## WRITTEN INSTRUCTION:
Spot each line in the records below where the word "color" occurs, then copy it.
━━━━━ DATASET RECORDS ━━━━━
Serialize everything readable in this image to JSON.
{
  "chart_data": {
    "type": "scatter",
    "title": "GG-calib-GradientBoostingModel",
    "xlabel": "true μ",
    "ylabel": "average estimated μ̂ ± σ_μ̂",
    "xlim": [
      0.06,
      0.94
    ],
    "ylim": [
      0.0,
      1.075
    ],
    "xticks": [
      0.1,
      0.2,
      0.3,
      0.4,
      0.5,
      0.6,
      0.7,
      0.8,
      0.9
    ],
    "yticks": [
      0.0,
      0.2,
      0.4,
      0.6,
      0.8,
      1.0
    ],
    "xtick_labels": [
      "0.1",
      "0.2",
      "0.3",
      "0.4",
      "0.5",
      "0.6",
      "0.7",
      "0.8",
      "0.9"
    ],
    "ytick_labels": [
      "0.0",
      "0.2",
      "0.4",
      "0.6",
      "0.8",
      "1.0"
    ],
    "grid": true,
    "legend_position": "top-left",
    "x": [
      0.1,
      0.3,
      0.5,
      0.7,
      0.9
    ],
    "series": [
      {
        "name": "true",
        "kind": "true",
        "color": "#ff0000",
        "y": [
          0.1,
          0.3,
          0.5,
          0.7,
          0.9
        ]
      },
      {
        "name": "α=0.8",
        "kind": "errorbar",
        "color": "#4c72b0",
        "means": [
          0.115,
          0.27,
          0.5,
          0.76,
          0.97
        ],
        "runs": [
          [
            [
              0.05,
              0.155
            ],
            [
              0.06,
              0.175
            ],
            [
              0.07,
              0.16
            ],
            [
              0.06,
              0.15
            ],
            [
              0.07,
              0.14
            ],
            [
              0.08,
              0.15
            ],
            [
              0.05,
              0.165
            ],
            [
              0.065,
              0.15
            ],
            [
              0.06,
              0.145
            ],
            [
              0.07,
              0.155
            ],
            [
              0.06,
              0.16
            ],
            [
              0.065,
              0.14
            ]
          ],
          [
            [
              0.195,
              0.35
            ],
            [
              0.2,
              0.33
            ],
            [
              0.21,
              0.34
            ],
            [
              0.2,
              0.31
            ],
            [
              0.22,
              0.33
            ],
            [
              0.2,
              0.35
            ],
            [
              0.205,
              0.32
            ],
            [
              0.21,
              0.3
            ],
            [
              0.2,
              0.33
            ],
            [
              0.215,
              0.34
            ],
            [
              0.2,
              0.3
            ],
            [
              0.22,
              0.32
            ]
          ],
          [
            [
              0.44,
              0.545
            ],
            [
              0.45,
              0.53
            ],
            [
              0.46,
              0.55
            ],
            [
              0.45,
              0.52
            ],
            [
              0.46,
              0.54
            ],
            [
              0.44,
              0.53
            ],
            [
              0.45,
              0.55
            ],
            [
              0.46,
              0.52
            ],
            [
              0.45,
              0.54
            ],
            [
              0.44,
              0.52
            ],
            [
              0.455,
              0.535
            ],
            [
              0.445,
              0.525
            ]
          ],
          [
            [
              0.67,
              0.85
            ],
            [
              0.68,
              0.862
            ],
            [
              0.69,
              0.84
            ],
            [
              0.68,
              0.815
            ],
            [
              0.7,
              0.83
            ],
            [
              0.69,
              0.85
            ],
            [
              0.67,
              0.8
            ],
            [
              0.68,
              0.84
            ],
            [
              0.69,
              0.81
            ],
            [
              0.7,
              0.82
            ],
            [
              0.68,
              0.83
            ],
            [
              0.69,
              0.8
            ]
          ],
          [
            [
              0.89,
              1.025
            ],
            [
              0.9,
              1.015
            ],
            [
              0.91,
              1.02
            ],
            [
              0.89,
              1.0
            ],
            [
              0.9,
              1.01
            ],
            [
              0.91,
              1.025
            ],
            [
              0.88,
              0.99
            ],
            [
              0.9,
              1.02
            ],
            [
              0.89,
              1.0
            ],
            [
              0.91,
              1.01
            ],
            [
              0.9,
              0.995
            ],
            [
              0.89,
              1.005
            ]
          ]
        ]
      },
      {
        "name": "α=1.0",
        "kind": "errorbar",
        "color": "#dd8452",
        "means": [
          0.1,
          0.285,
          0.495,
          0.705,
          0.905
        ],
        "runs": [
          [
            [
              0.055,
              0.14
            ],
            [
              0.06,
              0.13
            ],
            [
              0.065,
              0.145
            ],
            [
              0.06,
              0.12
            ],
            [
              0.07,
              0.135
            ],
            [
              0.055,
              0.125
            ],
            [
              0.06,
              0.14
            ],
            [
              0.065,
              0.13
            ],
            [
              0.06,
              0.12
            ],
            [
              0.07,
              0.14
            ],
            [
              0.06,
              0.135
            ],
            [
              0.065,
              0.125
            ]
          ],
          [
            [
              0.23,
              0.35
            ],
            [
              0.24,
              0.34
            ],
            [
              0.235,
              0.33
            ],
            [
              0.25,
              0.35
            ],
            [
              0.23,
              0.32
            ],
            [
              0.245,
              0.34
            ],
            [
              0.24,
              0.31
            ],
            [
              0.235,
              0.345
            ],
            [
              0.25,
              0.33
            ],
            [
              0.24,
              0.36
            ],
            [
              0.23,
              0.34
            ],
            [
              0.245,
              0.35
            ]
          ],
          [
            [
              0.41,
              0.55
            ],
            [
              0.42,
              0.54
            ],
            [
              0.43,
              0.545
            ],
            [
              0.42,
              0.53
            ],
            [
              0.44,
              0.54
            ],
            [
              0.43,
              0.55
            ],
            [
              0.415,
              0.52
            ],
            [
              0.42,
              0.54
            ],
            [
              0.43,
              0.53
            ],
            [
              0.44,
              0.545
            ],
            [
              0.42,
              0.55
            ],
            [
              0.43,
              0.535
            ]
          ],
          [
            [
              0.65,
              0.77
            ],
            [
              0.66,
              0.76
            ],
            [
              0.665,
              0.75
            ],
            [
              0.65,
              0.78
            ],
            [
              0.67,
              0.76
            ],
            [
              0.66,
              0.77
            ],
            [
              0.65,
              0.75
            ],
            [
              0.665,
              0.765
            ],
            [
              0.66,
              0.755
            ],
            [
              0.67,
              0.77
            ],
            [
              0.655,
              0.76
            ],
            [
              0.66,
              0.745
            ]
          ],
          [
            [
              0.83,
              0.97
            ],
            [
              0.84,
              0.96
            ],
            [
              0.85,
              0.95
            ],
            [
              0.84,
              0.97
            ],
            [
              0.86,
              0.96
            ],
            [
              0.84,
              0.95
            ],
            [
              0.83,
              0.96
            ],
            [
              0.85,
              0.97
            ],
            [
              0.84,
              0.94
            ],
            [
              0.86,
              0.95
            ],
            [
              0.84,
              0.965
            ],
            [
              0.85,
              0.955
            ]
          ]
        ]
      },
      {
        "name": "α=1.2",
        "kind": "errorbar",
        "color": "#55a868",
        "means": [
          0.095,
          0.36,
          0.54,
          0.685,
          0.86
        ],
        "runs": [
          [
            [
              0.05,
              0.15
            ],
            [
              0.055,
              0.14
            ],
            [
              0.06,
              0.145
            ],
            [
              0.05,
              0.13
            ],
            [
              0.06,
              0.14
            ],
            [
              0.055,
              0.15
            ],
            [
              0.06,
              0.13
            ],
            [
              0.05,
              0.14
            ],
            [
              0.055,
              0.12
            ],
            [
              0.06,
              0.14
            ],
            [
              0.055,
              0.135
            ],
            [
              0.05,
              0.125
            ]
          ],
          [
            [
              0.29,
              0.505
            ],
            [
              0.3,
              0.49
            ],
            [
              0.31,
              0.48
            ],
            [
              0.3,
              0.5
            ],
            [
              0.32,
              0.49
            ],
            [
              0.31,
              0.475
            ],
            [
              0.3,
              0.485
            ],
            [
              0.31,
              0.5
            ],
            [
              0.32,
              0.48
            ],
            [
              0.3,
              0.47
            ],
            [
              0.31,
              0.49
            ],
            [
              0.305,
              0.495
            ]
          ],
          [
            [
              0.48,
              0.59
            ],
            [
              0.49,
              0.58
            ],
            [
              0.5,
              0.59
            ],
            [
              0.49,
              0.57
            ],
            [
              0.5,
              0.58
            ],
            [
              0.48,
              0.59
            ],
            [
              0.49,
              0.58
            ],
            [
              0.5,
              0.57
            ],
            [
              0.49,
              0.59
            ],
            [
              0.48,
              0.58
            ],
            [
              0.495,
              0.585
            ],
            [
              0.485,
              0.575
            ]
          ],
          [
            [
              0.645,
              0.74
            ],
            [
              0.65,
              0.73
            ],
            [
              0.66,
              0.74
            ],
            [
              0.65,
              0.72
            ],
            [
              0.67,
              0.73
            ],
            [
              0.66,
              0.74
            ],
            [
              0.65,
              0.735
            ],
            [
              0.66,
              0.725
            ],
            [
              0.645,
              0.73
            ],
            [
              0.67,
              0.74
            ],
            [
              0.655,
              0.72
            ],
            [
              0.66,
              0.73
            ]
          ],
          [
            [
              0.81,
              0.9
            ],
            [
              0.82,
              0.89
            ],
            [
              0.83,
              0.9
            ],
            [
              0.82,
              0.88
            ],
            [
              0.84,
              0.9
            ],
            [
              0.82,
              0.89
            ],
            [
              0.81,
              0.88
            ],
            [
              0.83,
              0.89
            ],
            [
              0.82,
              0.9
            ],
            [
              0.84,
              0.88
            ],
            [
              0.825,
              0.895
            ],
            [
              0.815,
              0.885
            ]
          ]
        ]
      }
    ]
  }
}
━━━━━
## TASK RESPONSE:
        "color": "#ff0000",
        "color": "#4c72b0",
        "color": "#dd8452",
        "color": "#55a868",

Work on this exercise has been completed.